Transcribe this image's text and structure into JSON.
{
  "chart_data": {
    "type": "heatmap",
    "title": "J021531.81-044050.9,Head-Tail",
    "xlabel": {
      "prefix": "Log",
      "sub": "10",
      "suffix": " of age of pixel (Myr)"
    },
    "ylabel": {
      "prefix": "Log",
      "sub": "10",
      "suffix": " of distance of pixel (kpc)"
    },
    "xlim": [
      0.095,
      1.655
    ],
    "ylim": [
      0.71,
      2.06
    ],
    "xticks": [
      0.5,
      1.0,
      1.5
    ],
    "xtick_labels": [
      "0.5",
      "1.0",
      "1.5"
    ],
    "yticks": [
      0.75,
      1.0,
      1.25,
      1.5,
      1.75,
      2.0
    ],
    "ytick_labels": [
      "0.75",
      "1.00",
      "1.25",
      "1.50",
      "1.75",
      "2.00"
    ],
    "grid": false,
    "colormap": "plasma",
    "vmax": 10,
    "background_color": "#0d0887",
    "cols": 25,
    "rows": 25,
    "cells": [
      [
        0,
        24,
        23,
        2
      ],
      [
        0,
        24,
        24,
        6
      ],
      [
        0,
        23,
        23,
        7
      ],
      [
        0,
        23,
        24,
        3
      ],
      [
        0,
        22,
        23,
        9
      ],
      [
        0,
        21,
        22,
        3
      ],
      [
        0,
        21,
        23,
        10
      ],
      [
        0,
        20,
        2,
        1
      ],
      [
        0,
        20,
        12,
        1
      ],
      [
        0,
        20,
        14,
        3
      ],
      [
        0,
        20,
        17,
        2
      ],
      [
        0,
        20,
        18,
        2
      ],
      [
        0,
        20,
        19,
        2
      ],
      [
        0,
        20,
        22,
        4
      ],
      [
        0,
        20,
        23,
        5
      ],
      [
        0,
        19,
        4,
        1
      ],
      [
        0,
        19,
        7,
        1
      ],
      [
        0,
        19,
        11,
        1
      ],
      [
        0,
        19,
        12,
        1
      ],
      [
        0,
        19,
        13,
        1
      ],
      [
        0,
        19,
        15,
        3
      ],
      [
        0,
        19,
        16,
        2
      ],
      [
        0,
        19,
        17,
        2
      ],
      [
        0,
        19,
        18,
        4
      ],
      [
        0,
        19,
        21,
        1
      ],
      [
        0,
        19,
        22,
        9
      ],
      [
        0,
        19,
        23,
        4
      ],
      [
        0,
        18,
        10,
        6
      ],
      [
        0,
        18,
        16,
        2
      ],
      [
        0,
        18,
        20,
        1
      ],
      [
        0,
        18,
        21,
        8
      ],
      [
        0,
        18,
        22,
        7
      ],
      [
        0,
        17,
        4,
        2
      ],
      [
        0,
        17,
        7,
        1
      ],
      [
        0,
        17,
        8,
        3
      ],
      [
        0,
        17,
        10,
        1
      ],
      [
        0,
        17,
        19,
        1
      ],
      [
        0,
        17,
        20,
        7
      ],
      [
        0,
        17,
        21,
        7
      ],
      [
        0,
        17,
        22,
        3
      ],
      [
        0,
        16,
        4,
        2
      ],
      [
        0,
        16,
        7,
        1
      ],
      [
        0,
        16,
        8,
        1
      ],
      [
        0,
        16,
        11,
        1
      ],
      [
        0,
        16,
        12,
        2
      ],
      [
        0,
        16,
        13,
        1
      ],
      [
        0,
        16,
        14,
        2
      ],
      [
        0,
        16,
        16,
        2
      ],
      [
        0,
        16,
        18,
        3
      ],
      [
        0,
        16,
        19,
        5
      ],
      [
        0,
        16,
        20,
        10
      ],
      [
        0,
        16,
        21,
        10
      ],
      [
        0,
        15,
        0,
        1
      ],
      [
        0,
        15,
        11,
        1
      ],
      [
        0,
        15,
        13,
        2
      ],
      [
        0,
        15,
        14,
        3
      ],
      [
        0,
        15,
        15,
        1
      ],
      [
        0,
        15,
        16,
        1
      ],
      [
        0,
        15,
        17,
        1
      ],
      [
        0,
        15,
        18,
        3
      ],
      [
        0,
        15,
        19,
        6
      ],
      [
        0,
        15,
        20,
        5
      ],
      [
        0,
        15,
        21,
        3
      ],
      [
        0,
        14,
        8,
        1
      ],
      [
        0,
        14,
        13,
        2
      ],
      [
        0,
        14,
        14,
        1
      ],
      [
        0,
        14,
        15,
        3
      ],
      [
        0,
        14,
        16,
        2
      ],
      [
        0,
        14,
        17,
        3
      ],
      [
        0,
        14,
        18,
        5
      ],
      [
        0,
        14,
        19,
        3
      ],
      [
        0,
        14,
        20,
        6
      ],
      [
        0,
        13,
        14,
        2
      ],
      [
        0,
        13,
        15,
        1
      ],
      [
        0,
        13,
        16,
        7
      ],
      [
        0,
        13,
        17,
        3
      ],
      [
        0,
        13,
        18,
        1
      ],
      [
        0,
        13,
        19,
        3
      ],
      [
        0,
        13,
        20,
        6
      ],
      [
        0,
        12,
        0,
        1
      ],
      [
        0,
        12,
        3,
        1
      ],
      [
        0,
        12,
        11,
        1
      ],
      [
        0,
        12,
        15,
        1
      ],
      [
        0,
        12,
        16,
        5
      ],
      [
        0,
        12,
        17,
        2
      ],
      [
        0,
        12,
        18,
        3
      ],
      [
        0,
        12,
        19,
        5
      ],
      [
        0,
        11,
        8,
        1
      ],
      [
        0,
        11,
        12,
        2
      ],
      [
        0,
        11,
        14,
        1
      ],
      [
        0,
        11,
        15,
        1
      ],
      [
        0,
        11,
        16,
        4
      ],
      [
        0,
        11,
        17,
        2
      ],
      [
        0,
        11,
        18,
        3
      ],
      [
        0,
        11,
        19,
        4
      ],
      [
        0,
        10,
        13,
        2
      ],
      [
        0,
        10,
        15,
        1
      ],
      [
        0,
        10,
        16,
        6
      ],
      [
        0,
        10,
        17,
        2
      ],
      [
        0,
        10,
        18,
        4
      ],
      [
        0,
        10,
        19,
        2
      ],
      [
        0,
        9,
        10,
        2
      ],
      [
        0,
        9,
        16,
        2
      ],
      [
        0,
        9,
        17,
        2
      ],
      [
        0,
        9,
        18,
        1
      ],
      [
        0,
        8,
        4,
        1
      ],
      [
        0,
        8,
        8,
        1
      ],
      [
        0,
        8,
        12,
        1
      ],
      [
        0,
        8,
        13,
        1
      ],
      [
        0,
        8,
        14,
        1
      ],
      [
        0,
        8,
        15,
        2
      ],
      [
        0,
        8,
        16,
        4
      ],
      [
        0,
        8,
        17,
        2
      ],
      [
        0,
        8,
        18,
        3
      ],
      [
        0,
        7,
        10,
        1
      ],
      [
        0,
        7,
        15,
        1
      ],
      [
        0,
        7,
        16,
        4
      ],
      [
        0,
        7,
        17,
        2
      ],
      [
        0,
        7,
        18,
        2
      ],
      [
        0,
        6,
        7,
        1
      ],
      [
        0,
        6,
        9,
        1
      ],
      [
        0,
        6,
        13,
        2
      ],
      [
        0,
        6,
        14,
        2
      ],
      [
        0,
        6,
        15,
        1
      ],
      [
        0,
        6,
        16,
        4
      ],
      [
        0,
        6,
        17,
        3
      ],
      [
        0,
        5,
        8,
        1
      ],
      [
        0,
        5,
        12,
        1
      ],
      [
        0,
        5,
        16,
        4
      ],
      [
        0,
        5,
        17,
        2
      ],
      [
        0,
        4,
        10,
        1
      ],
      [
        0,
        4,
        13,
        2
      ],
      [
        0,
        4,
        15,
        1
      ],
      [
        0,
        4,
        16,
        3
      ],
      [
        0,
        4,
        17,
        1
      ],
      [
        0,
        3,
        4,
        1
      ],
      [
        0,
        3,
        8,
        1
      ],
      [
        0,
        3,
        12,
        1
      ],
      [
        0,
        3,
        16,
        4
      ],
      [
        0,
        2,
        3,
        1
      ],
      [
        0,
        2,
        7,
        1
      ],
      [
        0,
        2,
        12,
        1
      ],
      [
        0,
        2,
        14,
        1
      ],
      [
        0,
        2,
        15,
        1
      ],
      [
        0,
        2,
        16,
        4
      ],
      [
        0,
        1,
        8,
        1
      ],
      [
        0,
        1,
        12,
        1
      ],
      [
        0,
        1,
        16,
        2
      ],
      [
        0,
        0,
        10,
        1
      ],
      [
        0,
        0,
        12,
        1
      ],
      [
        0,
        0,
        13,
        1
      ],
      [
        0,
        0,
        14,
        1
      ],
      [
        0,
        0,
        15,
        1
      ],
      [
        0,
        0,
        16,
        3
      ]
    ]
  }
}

• TASK TO CARRY OUT:
Copy, from the material, each line that holds the string "suffix".

• REPLY TO THE TASK:
      "suffix": " of age of pixel (Myr)"
      "suffix": " of distance of pixel (kpc)"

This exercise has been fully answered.